▶ **Data listing**
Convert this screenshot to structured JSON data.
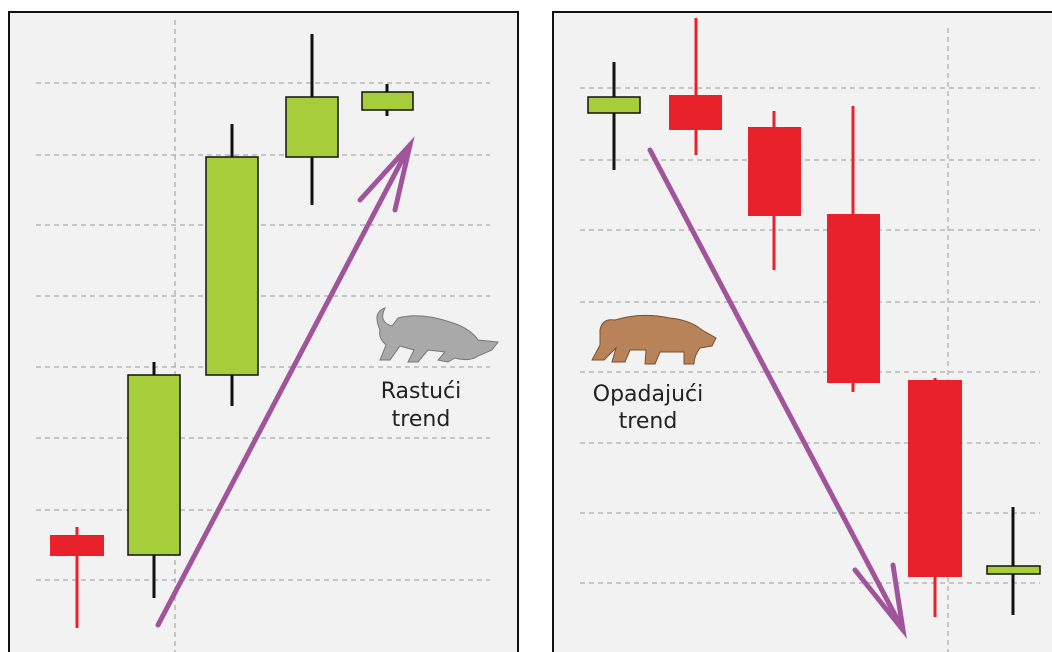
{
  "panels": [
    {
      "label": [
        "Rastući",
        "trend"
      ]
    },
    {
      "label": [
        "Opadajući",
        "trend"
      ]
    }
  ]
}
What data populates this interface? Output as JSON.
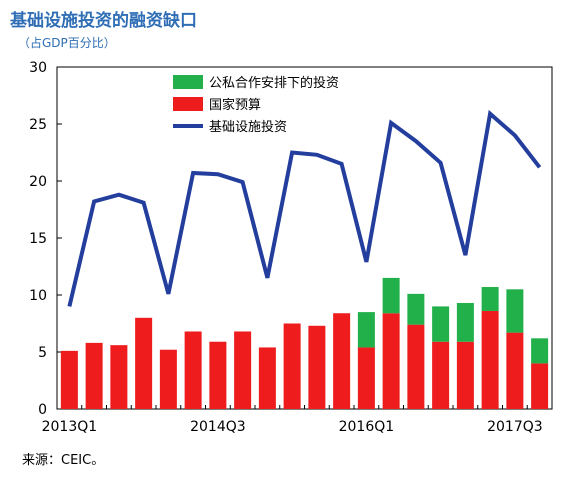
{
  "title": "基础设施投资的融资缺口",
  "subtitle": "（占GDP百分比）",
  "source": "来源：CEIC。",
  "colors": {
    "title": "#2f6eb5",
    "ppp": "#22b04a",
    "budget": "#ee1c1c",
    "infra_line": "#233e9d"
  },
  "chart_data": {
    "type": "bar",
    "ylim": [
      0,
      30
    ],
    "yticks": [
      "0",
      "5",
      "10",
      "15",
      "20",
      "25",
      "30"
    ],
    "categories": [
      "2013Q1",
      "2013Q2",
      "2013Q3",
      "2013Q4",
      "2014Q1",
      "2014Q2",
      "2014Q3",
      "2014Q4",
      "2015Q1",
      "2015Q2",
      "2015Q3",
      "2015Q4",
      "2016Q1",
      "2016Q2",
      "2016Q3",
      "2016Q4",
      "2017Q1",
      "2017Q2",
      "2017Q3",
      "2017Q4"
    ],
    "xtick_labels": [
      {
        "index": 0,
        "label": "2013Q1"
      },
      {
        "index": 6,
        "label": "2014Q3"
      },
      {
        "index": 12,
        "label": "2016Q1"
      },
      {
        "index": 18,
        "label": "2017Q3"
      }
    ],
    "legend_position": "top-center",
    "grid": false,
    "series": [
      {
        "name": "公私合作安排下的投资",
        "type": "stacked-bar",
        "color": "#22b04a",
        "values": [
          0,
          0,
          0,
          0,
          0,
          0,
          0,
          0,
          0,
          0,
          0,
          0,
          3.1,
          3.1,
          2.7,
          3.1,
          3.4,
          2.1,
          3.8,
          2.2
        ]
      },
      {
        "name": "国家预算",
        "type": "stacked-bar",
        "color": "#ee1c1c",
        "values": [
          5.1,
          5.8,
          5.6,
          8.0,
          5.2,
          6.8,
          5.9,
          6.8,
          5.4,
          7.5,
          7.3,
          8.4,
          5.4,
          8.4,
          7.4,
          5.9,
          5.9,
          8.6,
          6.7,
          4.0
        ]
      },
      {
        "name": "基础设施投资",
        "type": "line",
        "color": "#233e9d",
        "values": [
          9.0,
          18.2,
          18.8,
          18.1,
          10.1,
          20.7,
          20.6,
          19.9,
          11.5,
          22.5,
          22.3,
          21.5,
          12.9,
          25.1,
          23.5,
          21.6,
          13.5,
          25.9,
          24.0,
          21.2
        ]
      }
    ]
  }
}
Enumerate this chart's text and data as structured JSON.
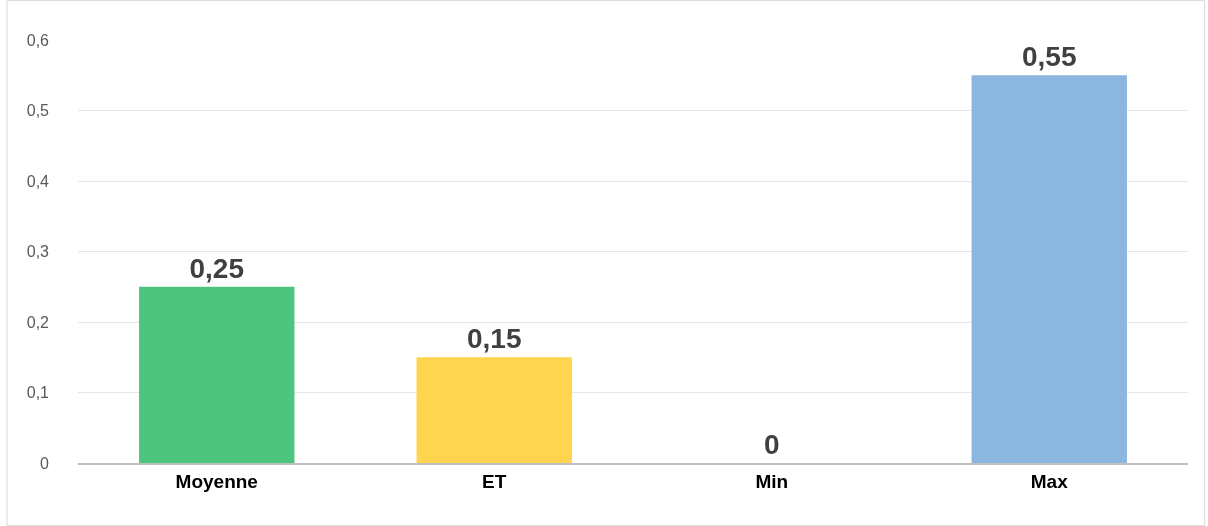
{
  "chart_data": {
    "type": "bar",
    "categories": [
      "Moyenne",
      "ET",
      "Min",
      "Max"
    ],
    "values": [
      0.25,
      0.15,
      0,
      0.55
    ],
    "colors": [
      "#4dc57f",
      "#ffd54f",
      "#8ab6e0",
      "#8ab6e0"
    ],
    "value_labels": [
      "0,25",
      "0,15",
      "0",
      "0,55"
    ],
    "ylim": [
      0,
      0.6
    ],
    "yticks": [
      0,
      {
        "value": 0.1,
        "label": "0,1"
      },
      {
        "value": 0.2,
        "label": "0,2"
      },
      {
        "value": 0.3,
        "label": "0,3"
      },
      {
        "value": 0.4,
        "label": "0,4"
      },
      {
        "value": 0.5,
        "label": "0,5"
      },
      {
        "value": 0.6,
        "label": "0,6"
      }
    ],
    "grid": "y"
  }
}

▶ **Task directions**
Omit the pictures. Output every record above word for word.

▶ **The result**
Convert this screenshot to structured JSON data.
{
  "panels": [
    {
      "label": [
        "Rastući",
        "trend"
      ]
    },
    {
      "label": [
        "Opadajući",
        "trend"
      ]
    }
  ]
}
What data populates this interface? Output as JSON.
{
  "title": "基础设施投资的融资缺口",
  "subtitle": "（占GDP百分比）",
  "source": "来源：CEIC。",
  "colors": {
    "title": "#2f6eb5",
    "ppp": "#22b04a",
    "budget": "#ee1c1c",
    "infra_line": "#233e9d"
  },
  "chart_data": {
    "type": "bar",
    "ylim": [
      0,
      30
    ],
    "yticks": [
      "0",
      "5",
      "10",
      "15",
      "20",
      "25",
      "30"
    ],
    "categories": [
      "2013Q1",
      "2013Q2",
      "2013Q3",
      "2013Q4",
      "2014Q1",
      "2014Q2",
      "2014Q3",
      "2014Q4",
      "2015Q1",
      "2015Q2",
      "2015Q3",
      "2015Q4",
      "2016Q1",
      "2016Q2",
      "2016Q3",
      "2016Q4",
      "2017Q1",
      "2017Q2",
      "2017Q3",
      "2017Q4"
    ],
    "xtick_labels": [
      {
        "index": 0,
        "label": "2013Q1"
      },
      {
        "index": 6,
        "label": "2014Q3"
      },
      {
        "index": 12,
        "label": "2016Q1"
      },
      {
        "index": 18,
        "label": "2017Q3"
      }
    ],
    "legend_position": "top-center",
    "grid": false,
    "series": [
      {
        "name": "公私合作安排下的投资",
        "type": "stacked-bar",
        "color": "#22b04a",
        "values": [
          0,
          0,
          0,
          0,
          0,
          0,
          0,
          0,
          0,
          0,
          0,
          0,
          3.1,
          3.1,
          2.7,
          3.1,
          3.4,
          2.1,
          3.8,
          2.2
        ]
      },
      {
        "name": "国家预算",
        "type": "stacked-bar",
        "color": "#ee1c1c",
        "values": [
          5.1,
          5.8,
          5.6,
          8.0,
          5.2,
          6.8,
          5.9,
          6.8,
          5.4,
          7.5,
          7.3,
          8.4,
          5.4,
          8.4,
          7.4,
          5.9,
          5.9,
          8.6,
          6.7,
          4.0
        ]
      },
      {
        "name": "基础设施投资",
        "type": "line",
        "color": "#233e9d",
        "values": [
          9.0,
          18.2,
          18.8,
          18.1,
          10.1,
          20.7,
          20.6,
          19.9,
          11.5,
          22.5,
          22.3,
          21.5,
          12.9,
          25.1,
          23.5,
          21.6,
          13.5,
          25.9,
          24.0,
          21.2
        ]
      }
    ]
  }
}
Enumerate this chart's text and data as structured JSON.
{
  "chart_data": {
    "type": "bar",
    "categories": [
      "Moyenne",
      "ET",
      "Min",
      "Max"
    ],
    "values": [
      0.25,
      0.15,
      0,
      0.55
    ],
    "colors": [
      "#4dc57f",
      "#ffd54f",
      "#8ab6e0",
      "#8ab6e0"
    ],
    "value_labels": [
      "0,25",
      "0,15",
      "0",
      "0,55"
    ],
    "ylim": [
      0,
      0.6
    ],
    "yticks": [
      0,
      {
        "value": 0.1,
        "label": "0,1"
      },
      {
        "value": 0.2,
        "label": "0,2"
      },
      {
        "value": 0.3,
        "label": "0,3"
      },
      {
        "value": 0.4,
        "label": "0,4"
      },
      {
        "value": 0.5,
        "label": "0,5"
      },
      {
        "value": 0.6,
        "label": "0,6"
      }
    ],
    "grid": "y"
  }
}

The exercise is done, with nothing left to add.